*EXERCISE GOAL:* Copy out the material below in full, but not its images.
------------------------------
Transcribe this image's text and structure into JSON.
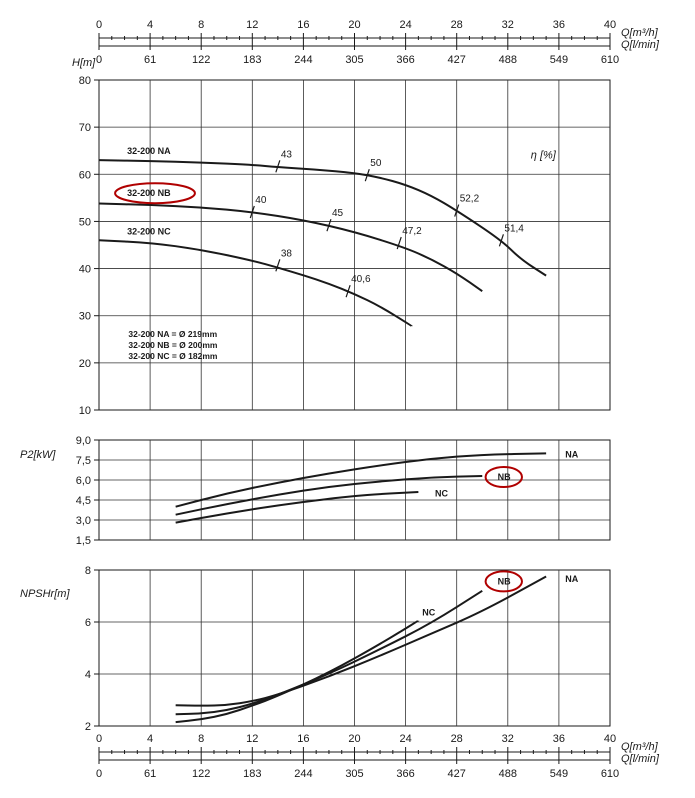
{
  "axes": {
    "q_m3h_label": "Q[m³/h]",
    "q_lmin_label": "Q[l/min]",
    "q_m3h_ticks": [
      "0",
      "4",
      "8",
      "12",
      "16",
      "20",
      "24",
      "28",
      "32",
      "36",
      "40"
    ],
    "q_lmin_ticks": [
      "0",
      "61",
      "122",
      "183",
      "244",
      "305",
      "366",
      "427",
      "488",
      "549",
      "610"
    ]
  },
  "chart_data": [
    {
      "type": "line",
      "ylabel": "H[m]",
      "ylim": [
        10,
        80
      ],
      "yticks": [
        "10",
        "20",
        "30",
        "40",
        "50",
        "60",
        "70",
        "80"
      ],
      "xlim": [
        0,
        40
      ],
      "xlabel": "Q[m³/h]",
      "grid": true,
      "series": [
        {
          "name": "32-200 NA",
          "x": [
            0,
            4,
            8,
            12,
            14,
            17,
            20,
            22,
            24,
            26,
            28,
            31.5,
            33,
            35
          ],
          "y": [
            63,
            62.8,
            62.5,
            62,
            61.5,
            61,
            60.3,
            59.3,
            57.8,
            55.5,
            52.3,
            46,
            42,
            38.5
          ]
        },
        {
          "name": "32-200 NB",
          "x": [
            0,
            4,
            8,
            12,
            16,
            20,
            24,
            26,
            28,
            30
          ],
          "y": [
            53.8,
            53.5,
            53,
            52,
            50.3,
            47.8,
            44.4,
            42,
            39,
            35.2
          ]
        },
        {
          "name": "32-200 NC",
          "x": [
            0,
            4,
            8,
            12,
            14,
            16,
            18,
            20,
            22,
            24.5
          ],
          "y": [
            46,
            45.5,
            44,
            41.7,
            40.2,
            38.6,
            36.8,
            34.6,
            32,
            27.8
          ]
        }
      ],
      "efficiency_label": "η [%]",
      "efficiency_marks": [
        {
          "label": "43",
          "x": 14,
          "y": 61.7
        },
        {
          "label": "50",
          "x": 21,
          "y": 59.8
        },
        {
          "label": "52,2",
          "x": 28,
          "y": 52.3
        },
        {
          "label": "51,4",
          "x": 31.5,
          "y": 46
        },
        {
          "label": "40",
          "x": 12,
          "y": 52
        },
        {
          "label": "45",
          "x": 18,
          "y": 49.2
        },
        {
          "label": "47,2",
          "x": 23.5,
          "y": 45.4
        },
        {
          "label": "38",
          "x": 14,
          "y": 40.7
        },
        {
          "label": "40,6",
          "x": 19.5,
          "y": 35.2
        }
      ],
      "curve_labels": [
        {
          "text": "32-200 NA",
          "x": 2.2,
          "y": 65.1,
          "highlight": false
        },
        {
          "text": "32-200 NB",
          "x": 2.2,
          "y": 56.2,
          "highlight": true
        },
        {
          "text": "32-200 NC",
          "x": 2.2,
          "y": 48.1,
          "highlight": false
        }
      ],
      "diameter_notes": [
        "32-200 NA = Ø 219mm",
        "32-200 NB = Ø 200mm",
        "32-200 NC = Ø 182mm"
      ]
    },
    {
      "type": "line",
      "ylabel": "P2[kW]",
      "ylim": [
        1.5,
        9.0
      ],
      "yticks": [
        "1,5",
        "3,0",
        "4,5",
        "6,0",
        "7,5",
        "9,0"
      ],
      "xlim": [
        0,
        40
      ],
      "grid": true,
      "series": [
        {
          "name": "NA",
          "x": [
            6,
            10,
            14,
            18,
            22,
            26,
            30,
            35
          ],
          "y": [
            4.0,
            5.0,
            5.8,
            6.5,
            7.1,
            7.6,
            7.9,
            8.0
          ]
        },
        {
          "name": "NB",
          "x": [
            6,
            10,
            14,
            18,
            22,
            26,
            30
          ],
          "y": [
            3.4,
            4.2,
            4.9,
            5.5,
            5.9,
            6.2,
            6.3
          ]
        },
        {
          "name": "NC",
          "x": [
            6,
            10,
            14,
            18,
            20,
            22,
            25
          ],
          "y": [
            2.8,
            3.5,
            4.1,
            4.6,
            4.8,
            4.95,
            5.1
          ]
        }
      ],
      "curve_labels": [
        {
          "text": "NA",
          "x": 36.5,
          "y": 8.0,
          "highlight": false
        },
        {
          "text": "NB",
          "x": 31.2,
          "y": 6.3,
          "highlight": true
        },
        {
          "text": "NC",
          "x": 26.3,
          "y": 5.05,
          "highlight": false
        }
      ]
    },
    {
      "type": "line",
      "ylabel": "NPSHr[m]",
      "ylim": [
        2,
        8
      ],
      "yticks": [
        "2",
        "4",
        "6",
        "8"
      ],
      "xlim": [
        0,
        40
      ],
      "xlabel": "Q[m³/h]",
      "grid": true,
      "series": [
        {
          "name": "NA",
          "x": [
            6,
            8,
            10,
            12,
            14,
            18,
            22,
            26,
            30,
            35
          ],
          "y": [
            2.8,
            2.78,
            2.8,
            2.95,
            3.2,
            3.9,
            4.7,
            5.55,
            6.4,
            7.75
          ]
        },
        {
          "name": "NB",
          "x": [
            6,
            8,
            10,
            12,
            14,
            18,
            22,
            26,
            30
          ],
          "y": [
            2.45,
            2.48,
            2.6,
            2.85,
            3.2,
            4.0,
            4.95,
            5.95,
            7.2
          ]
        },
        {
          "name": "NC",
          "x": [
            6,
            8,
            10,
            12,
            14,
            18,
            22,
            25
          ],
          "y": [
            2.15,
            2.25,
            2.45,
            2.78,
            3.15,
            4.05,
            5.15,
            6.05
          ]
        }
      ],
      "curve_labels": [
        {
          "text": "NA",
          "x": 36.5,
          "y": 7.7,
          "highlight": false
        },
        {
          "text": "NB",
          "x": 31.2,
          "y": 7.6,
          "highlight": true
        },
        {
          "text": "NC",
          "x": 25.3,
          "y": 6.4,
          "highlight": false
        }
      ]
    }
  ],
  "colors": {
    "ink": "#1a1a1a",
    "grid": "#333333",
    "highlight": "#b00000"
  }
}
------------------------------
*FINAL RESULT:*
Transcribe this image's text and structure into JSON.
{
  "axes": {
    "q_m3h_label": "Q[m³/h]",
    "q_lmin_label": "Q[l/min]",
    "q_m3h_ticks": [
      "0",
      "4",
      "8",
      "12",
      "16",
      "20",
      "24",
      "28",
      "32",
      "36",
      "40"
    ],
    "q_lmin_ticks": [
      "0",
      "61",
      "122",
      "183",
      "244",
      "305",
      "366",
      "427",
      "488",
      "549",
      "610"
    ]
  },
  "chart_data": [
    {
      "type": "line",
      "ylabel": "H[m]",
      "ylim": [
        10,
        80
      ],
      "yticks": [
        "10",
        "20",
        "30",
        "40",
        "50",
        "60",
        "70",
        "80"
      ],
      "xlim": [
        0,
        40
      ],
      "xlabel": "Q[m³/h]",
      "grid": true,
      "series": [
        {
          "name": "32-200 NA",
          "x": [
            0,
            4,
            8,
            12,
            14,
            17,
            20,
            22,
            24,
            26,
            28,
            31.5,
            33,
            35
          ],
          "y": [
            63,
            62.8,
            62.5,
            62,
            61.5,
            61,
            60.3,
            59.3,
            57.8,
            55.5,
            52.3,
            46,
            42,
            38.5
          ]
        },
        {
          "name": "32-200 NB",
          "x": [
            0,
            4,
            8,
            12,
            16,
            20,
            24,
            26,
            28,
            30
          ],
          "y": [
            53.8,
            53.5,
            53,
            52,
            50.3,
            47.8,
            44.4,
            42,
            39,
            35.2
          ]
        },
        {
          "name": "32-200 NC",
          "x": [
            0,
            4,
            8,
            12,
            14,
            16,
            18,
            20,
            22,
            24.5
          ],
          "y": [
            46,
            45.5,
            44,
            41.7,
            40.2,
            38.6,
            36.8,
            34.6,
            32,
            27.8
          ]
        }
      ],
      "efficiency_label": "η [%]",
      "efficiency_marks": [
        {
          "label": "43",
          "x": 14,
          "y": 61.7
        },
        {
          "label": "50",
          "x": 21,
          "y": 59.8
        },
        {
          "label": "52,2",
          "x": 28,
          "y": 52.3
        },
        {
          "label": "51,4",
          "x": 31.5,
          "y": 46
        },
        {
          "label": "40",
          "x": 12,
          "y": 52
        },
        {
          "label": "45",
          "x": 18,
          "y": 49.2
        },
        {
          "label": "47,2",
          "x": 23.5,
          "y": 45.4
        },
        {
          "label": "38",
          "x": 14,
          "y": 40.7
        },
        {
          "label": "40,6",
          "x": 19.5,
          "y": 35.2
        }
      ],
      "curve_labels": [
        {
          "text": "32-200 NA",
          "x": 2.2,
          "y": 65.1,
          "highlight": false
        },
        {
          "text": "32-200 NB",
          "x": 2.2,
          "y": 56.2,
          "highlight": true
        },
        {
          "text": "32-200 NC",
          "x": 2.2,
          "y": 48.1,
          "highlight": false
        }
      ],
      "diameter_notes": [
        "32-200 NA = Ø 219mm",
        "32-200 NB = Ø 200mm",
        "32-200 NC = Ø 182mm"
      ]
    },
    {
      "type": "line",
      "ylabel": "P2[kW]",
      "ylim": [
        1.5,
        9.0
      ],
      "yticks": [
        "1,5",
        "3,0",
        "4,5",
        "6,0",
        "7,5",
        "9,0"
      ],
      "xlim": [
        0,
        40
      ],
      "grid": true,
      "series": [
        {
          "name": "NA",
          "x": [
            6,
            10,
            14,
            18,
            22,
            26,
            30,
            35
          ],
          "y": [
            4.0,
            5.0,
            5.8,
            6.5,
            7.1,
            7.6,
            7.9,
            8.0
          ]
        },
        {
          "name": "NB",
          "x": [
            6,
            10,
            14,
            18,
            22,
            26,
            30
          ],
          "y": [
            3.4,
            4.2,
            4.9,
            5.5,
            5.9,
            6.2,
            6.3
          ]
        },
        {
          "name": "NC",
          "x": [
            6,
            10,
            14,
            18,
            20,
            22,
            25
          ],
          "y": [
            2.8,
            3.5,
            4.1,
            4.6,
            4.8,
            4.95,
            5.1
          ]
        }
      ],
      "curve_labels": [
        {
          "text": "NA",
          "x": 36.5,
          "y": 8.0,
          "highlight": false
        },
        {
          "text": "NB",
          "x": 31.2,
          "y": 6.3,
          "highlight": true
        },
        {
          "text": "NC",
          "x": 26.3,
          "y": 5.05,
          "highlight": false
        }
      ]
    },
    {
      "type": "line",
      "ylabel": "NPSHr[m]",
      "ylim": [
        2,
        8
      ],
      "yticks": [
        "2",
        "4",
        "6",
        "8"
      ],
      "xlim": [
        0,
        40
      ],
      "xlabel": "Q[m³/h]",
      "grid": true,
      "series": [
        {
          "name": "NA",
          "x": [
            6,
            8,
            10,
            12,
            14,
            18,
            22,
            26,
            30,
            35
          ],
          "y": [
            2.8,
            2.78,
            2.8,
            2.95,
            3.2,
            3.9,
            4.7,
            5.55,
            6.4,
            7.75
          ]
        },
        {
          "name": "NB",
          "x": [
            6,
            8,
            10,
            12,
            14,
            18,
            22,
            26,
            30
          ],
          "y": [
            2.45,
            2.48,
            2.6,
            2.85,
            3.2,
            4.0,
            4.95,
            5.95,
            7.2
          ]
        },
        {
          "name": "NC",
          "x": [
            6,
            8,
            10,
            12,
            14,
            18,
            22,
            25
          ],
          "y": [
            2.15,
            2.25,
            2.45,
            2.78,
            3.15,
            4.05,
            5.15,
            6.05
          ]
        }
      ],
      "curve_labels": [
        {
          "text": "NA",
          "x": 36.5,
          "y": 7.7,
          "highlight": false
        },
        {
          "text": "NB",
          "x": 31.2,
          "y": 7.6,
          "highlight": true
        },
        {
          "text": "NC",
          "x": 25.3,
          "y": 6.4,
          "highlight": false
        }
      ]
    }
  ],
  "colors": {
    "ink": "#1a1a1a",
    "grid": "#333333",
    "highlight": "#b00000"
  }
}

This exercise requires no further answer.